• **TASK DETAILS**: Which lines hold the word "structured"? Show each of them.

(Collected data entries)

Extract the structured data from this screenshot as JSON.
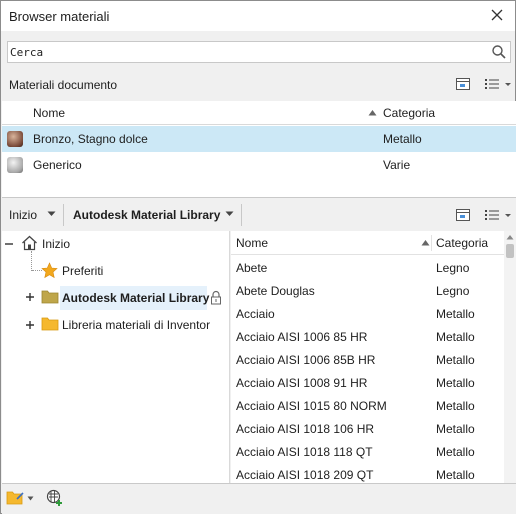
{
  "window": {
    "title": "Browser materiali"
  },
  "search": {
    "placeholder": "Cerca"
  },
  "document_section": {
    "label": "Materiali documento",
    "columns": {
      "name": "Nome",
      "category": "Categoria"
    },
    "rows": [
      {
        "name": "Bronzo, Stagno dolce",
        "category": "Metallo"
      },
      {
        "name": "Generico",
        "category": "Varie"
      }
    ]
  },
  "library_bar": {
    "home_label": "Inizio",
    "library_label": "Autodesk Material Library"
  },
  "tree": {
    "root": "Inizio",
    "items": [
      "Preferiti",
      "Autodesk Material Library",
      "Libreria materiali di Inventor"
    ]
  },
  "library_list": {
    "columns": {
      "name": "Nome",
      "category": "Categoria"
    },
    "rows": [
      {
        "name": "Abete",
        "category": "Legno"
      },
      {
        "name": "Abete Douglas",
        "category": "Legno"
      },
      {
        "name": "Acciaio",
        "category": "Metallo"
      },
      {
        "name": "Acciaio AISI 1006 85 HR",
        "category": "Metallo"
      },
      {
        "name": "Acciaio AISI 1006 85B HR",
        "category": "Metallo"
      },
      {
        "name": "Acciaio AISI 1008 91 HR",
        "category": "Metallo"
      },
      {
        "name": "Acciaio AISI 1015 80 NORM",
        "category": "Metallo"
      },
      {
        "name": "Acciaio AISI 1018 106 HR",
        "category": "Metallo"
      },
      {
        "name": "Acciaio AISI 1018 118 QT",
        "category": "Metallo"
      },
      {
        "name": "Acciaio AISI 1018 209 QT",
        "category": "Metallo"
      }
    ]
  },
  "colors": {
    "selected_row": "#cce8f6",
    "folder": "#e8b33a",
    "star": "#f2a81d"
  }
}
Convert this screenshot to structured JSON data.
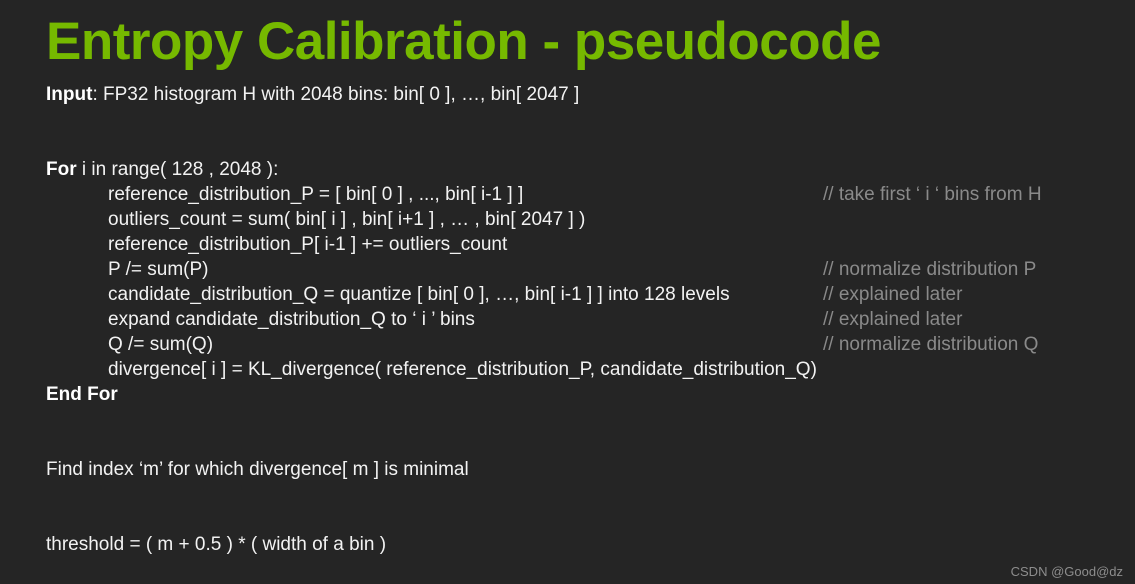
{
  "slide": {
    "title": "Entropy Calibration - pseudocode",
    "title_color": "#76b900",
    "background_color": "#252525",
    "text_color": "#f2f2f2",
    "comment_color": "#8a8a8a"
  },
  "input_line": {
    "keyword": "Input",
    "rest": ": FP32 histogram H with 2048 bins: bin[ 0 ], …, bin[ 2047 ]"
  },
  "for_line": {
    "keyword": "For",
    "rest": " i in range( 128 , 2048 ):"
  },
  "body": [
    {
      "code": "reference_distribution_P = [ bin[ 0 ] , ..., bin[ i-1 ] ]",
      "comment": "// take first ‘ i ‘ bins from H"
    },
    {
      "code": "outliers_count = sum( bin[ i ] , bin[ i+1 ] , … , bin[ 2047 ] )",
      "comment": ""
    },
    {
      "code": "reference_distribution_P[ i-1 ] += outliers_count",
      "comment": ""
    },
    {
      "code": "P /= sum(P)",
      "comment": "// normalize distribution P"
    },
    {
      "code": "candidate_distribution_Q = quantize [ bin[ 0 ], …, bin[ i-1 ] ] into 128 levels",
      "comment": "// explained later"
    },
    {
      "code": "expand candidate_distribution_Q to ‘ i ’ bins",
      "comment": "// explained later"
    },
    {
      "code": "Q /= sum(Q)",
      "comment": "// normalize distribution Q"
    },
    {
      "code": "divergence[ i ] = KL_divergence( reference_distribution_P,  candidate_distribution_Q)",
      "comment": ""
    }
  ],
  "end_for_line": "End For",
  "find_index_line": "Find index ‘m’ for which divergence[ m ] is minimal",
  "threshold_line": "threshold = ( m + 0.5 ) * ( width of a bin )",
  "watermark": "CSDN @Good@dz"
}
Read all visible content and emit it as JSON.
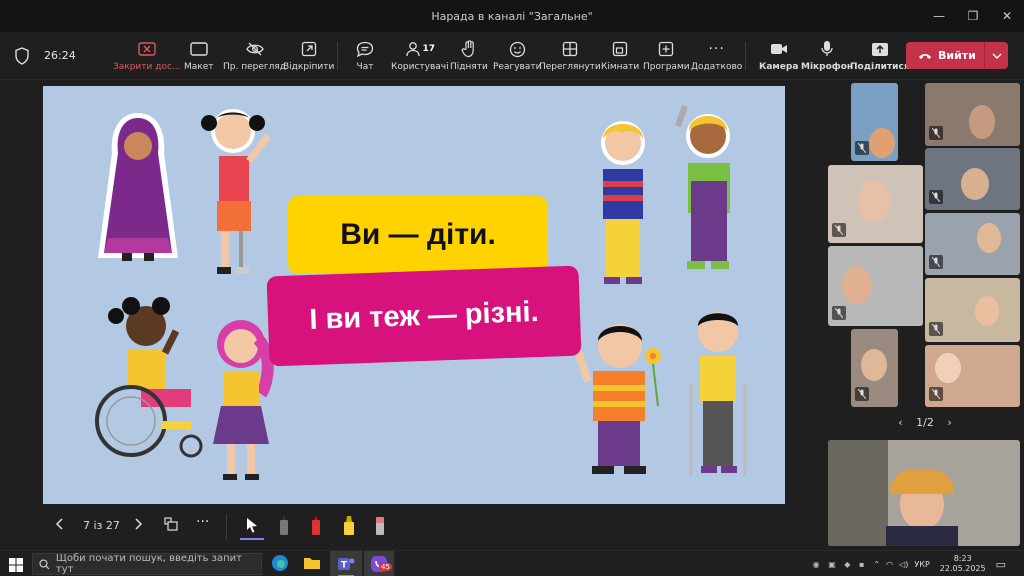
{
  "window": {
    "title": "Нарада в каналі \"Загальне\""
  },
  "toolbar": {
    "timer": "26:24",
    "items": [
      {
        "label": "Закрити дос..."
      },
      {
        "label": "Макет"
      },
      {
        "label": "Пр. перегляд"
      },
      {
        "label": "Відкріпити"
      },
      {
        "label": "Чат"
      },
      {
        "label": "Користувачі",
        "count": "17"
      },
      {
        "label": "Підняти"
      },
      {
        "label": "Реагувати"
      },
      {
        "label": "Переглянути"
      },
      {
        "label": "Кімнати"
      },
      {
        "label": "Програми"
      },
      {
        "label": "Додатково"
      },
      {
        "label": "Камера"
      },
      {
        "label": "Мікрофон"
      },
      {
        "label": "Поділитися"
      }
    ],
    "leave_label": "Вийти"
  },
  "slide": {
    "line1": "Ви — діти.",
    "line2": "І ви теж — різні."
  },
  "slide_nav": {
    "page": "7 із 27"
  },
  "gallery": {
    "page": "1/2"
  },
  "taskbar": {
    "search_placeholder": "Щоби почати пошук, введіть запит тут",
    "lang": "УКР",
    "time": "8:23",
    "date": "22.05.2025",
    "viber_badge": "45"
  },
  "colors": {
    "accent_red": "#c4314b",
    "slide_bg": "#b3c9e3",
    "yellow": "#ffd200",
    "pink": "#d8127d"
  }
}
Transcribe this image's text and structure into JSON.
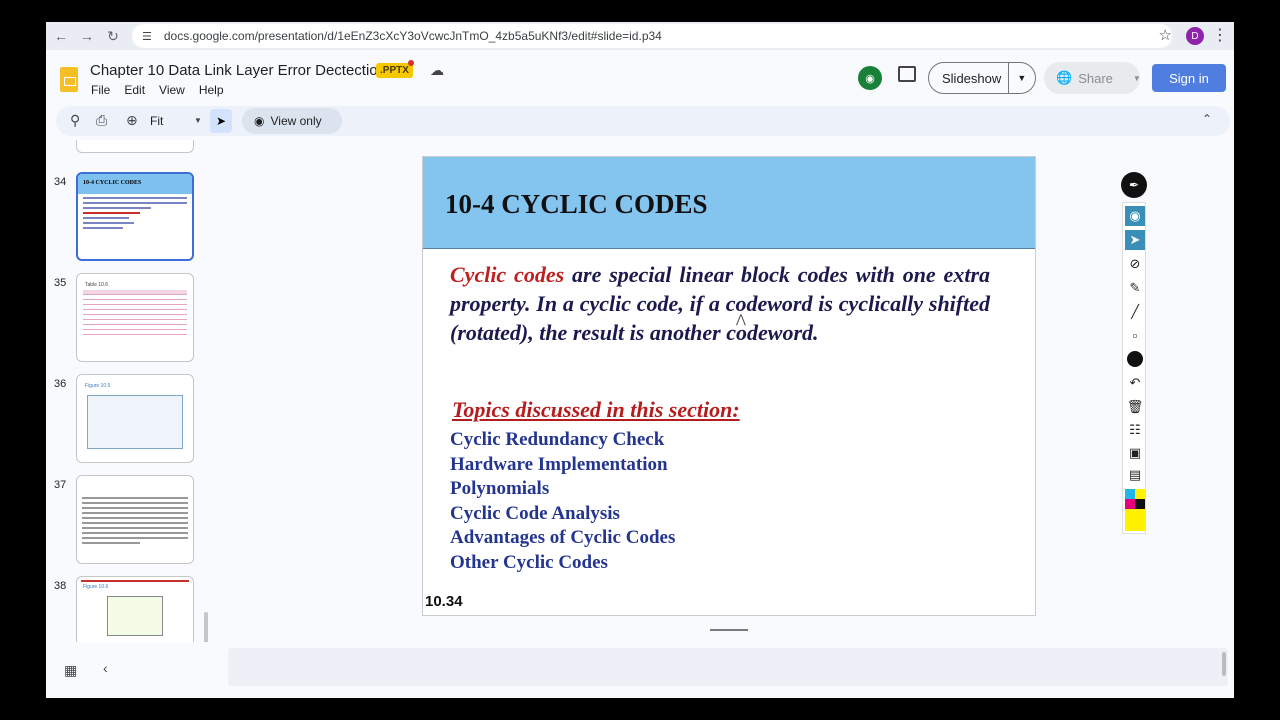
{
  "browser": {
    "url": "docs.google.com/presentation/d/1eEnZ3cXcY3oVcwcJnTmO_4zb5a5uKNf3/edit#slide=id.p34",
    "profile_initial": "D"
  },
  "app": {
    "title": "Chapter 10 Data Link Layer Error Dectection",
    "file_badge": ".PPTX",
    "menu": [
      "File",
      "Edit",
      "View",
      "Help"
    ],
    "slideshow_label": "Slideshow",
    "share_label": "Share",
    "signin_label": "Sign in"
  },
  "toolbar": {
    "zoom_label": "Fit",
    "view_only_label": "View only"
  },
  "filmstrip": {
    "thumbnails": [
      {
        "number": "34",
        "header": "10-4 CYCLIC CODES",
        "active": true
      },
      {
        "number": "35",
        "header": "Table 10.6",
        "active": false
      },
      {
        "number": "36",
        "header": "Figure 10.5",
        "active": false
      },
      {
        "number": "37",
        "header": "",
        "active": false
      },
      {
        "number": "38",
        "header": "Figure 10.6",
        "active": false
      }
    ]
  },
  "slide": {
    "title": "10-4   CYCLIC CODES",
    "highlight": "Cyclic codes",
    "paragraph_rest": " are special linear block codes with one extra property. In a cyclic code, if a codeword is cyclically shifted (rotated), the result is another codeword.",
    "topics_heading": "Topics discussed in this section:",
    "topics": [
      "Cyclic Redundancy Check",
      "Hardware Implementation",
      "Polynomials",
      "Cyclic Code Analysis",
      "Advantages of Cyclic Codes",
      "Other Cyclic Codes"
    ],
    "slide_number": "10.34"
  },
  "colors": {
    "header_blue": "#84c5f0",
    "highlight_red": "#c01f1f",
    "topic_blue": "#24358f",
    "signin_blue": "#4f7ee0"
  }
}
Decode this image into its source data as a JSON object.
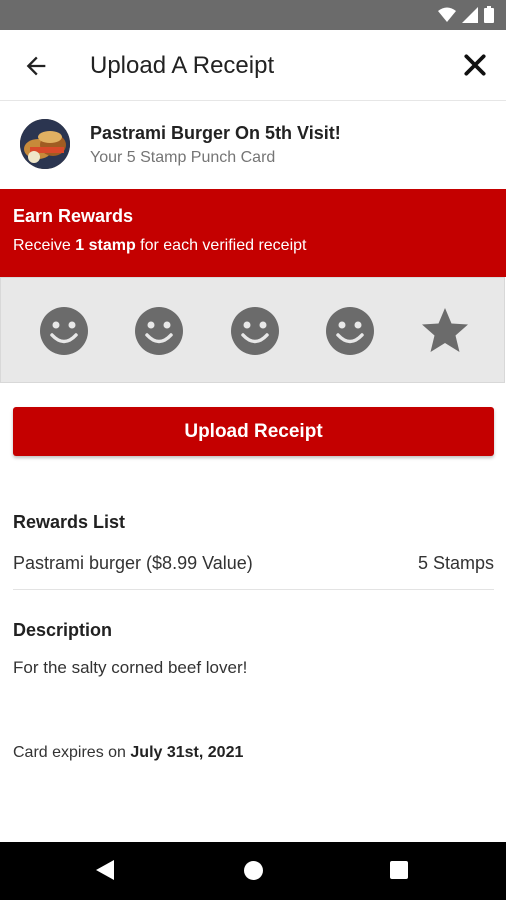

• **TASK RESPONSE**:
Extract the structured data from this screenshot as JSON.
Convert this screenshot to structured JSON data.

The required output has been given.